From the records, pick out and copy each line containing "объектов".

====

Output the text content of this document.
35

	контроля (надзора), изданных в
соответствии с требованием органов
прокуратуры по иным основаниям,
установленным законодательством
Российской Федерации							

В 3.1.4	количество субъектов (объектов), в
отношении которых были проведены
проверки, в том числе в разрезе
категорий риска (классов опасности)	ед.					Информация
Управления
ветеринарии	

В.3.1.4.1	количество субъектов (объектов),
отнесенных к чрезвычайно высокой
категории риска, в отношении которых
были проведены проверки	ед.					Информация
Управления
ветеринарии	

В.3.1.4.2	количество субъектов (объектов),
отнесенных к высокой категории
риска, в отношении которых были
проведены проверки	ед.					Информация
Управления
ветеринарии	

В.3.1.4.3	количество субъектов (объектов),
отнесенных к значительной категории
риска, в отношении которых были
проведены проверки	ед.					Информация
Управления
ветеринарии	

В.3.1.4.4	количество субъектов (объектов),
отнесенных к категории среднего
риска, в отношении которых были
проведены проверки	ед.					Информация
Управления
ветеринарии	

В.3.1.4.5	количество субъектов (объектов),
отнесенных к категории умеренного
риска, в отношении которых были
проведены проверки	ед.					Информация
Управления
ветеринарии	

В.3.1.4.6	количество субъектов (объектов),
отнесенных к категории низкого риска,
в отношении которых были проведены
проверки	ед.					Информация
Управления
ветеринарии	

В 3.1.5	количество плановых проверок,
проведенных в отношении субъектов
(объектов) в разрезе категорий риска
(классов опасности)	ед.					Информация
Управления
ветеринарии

====

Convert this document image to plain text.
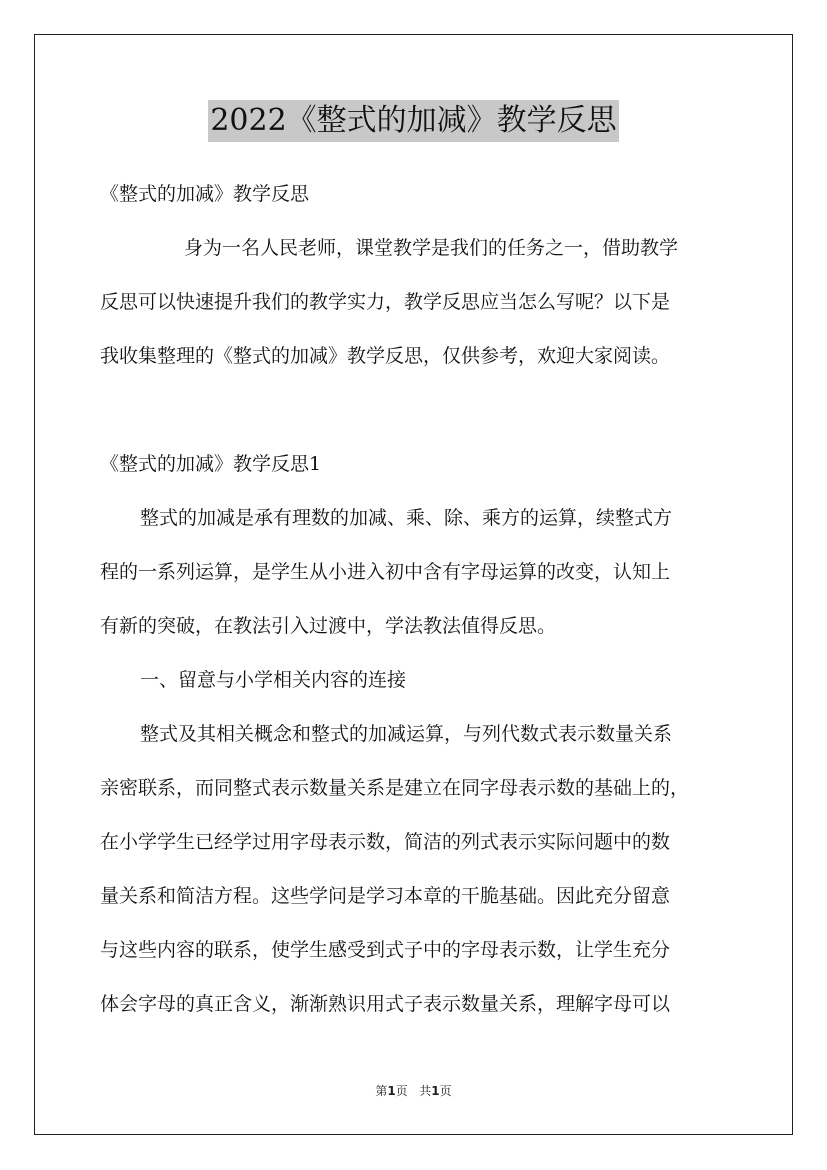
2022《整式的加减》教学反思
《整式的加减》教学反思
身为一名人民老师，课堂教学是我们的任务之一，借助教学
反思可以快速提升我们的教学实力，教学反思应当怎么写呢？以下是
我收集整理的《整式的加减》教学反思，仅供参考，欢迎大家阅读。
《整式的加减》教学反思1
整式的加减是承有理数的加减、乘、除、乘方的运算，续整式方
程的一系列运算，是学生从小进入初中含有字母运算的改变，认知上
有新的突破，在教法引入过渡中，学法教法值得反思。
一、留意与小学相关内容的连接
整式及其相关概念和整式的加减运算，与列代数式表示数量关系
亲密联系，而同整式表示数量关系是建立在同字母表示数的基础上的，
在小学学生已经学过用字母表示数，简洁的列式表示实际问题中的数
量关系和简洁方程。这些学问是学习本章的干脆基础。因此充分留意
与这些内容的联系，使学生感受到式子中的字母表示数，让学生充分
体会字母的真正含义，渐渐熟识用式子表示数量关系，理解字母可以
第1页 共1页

====

■ Worked answer:
В 3.1.4	количество субъектов (объектов), в
В.3.1.4.1	количество субъектов (объектов),
В.3.1.4.2	количество субъектов (объектов),
В.3.1.4.3	количество субъектов (объектов),
В.3.1.4.4	количество субъектов (объектов),
В.3.1.4.5	количество субъектов (объектов),
В.3.1.4.6	количество субъектов (объектов),
(объектов) в разрезе категорий риска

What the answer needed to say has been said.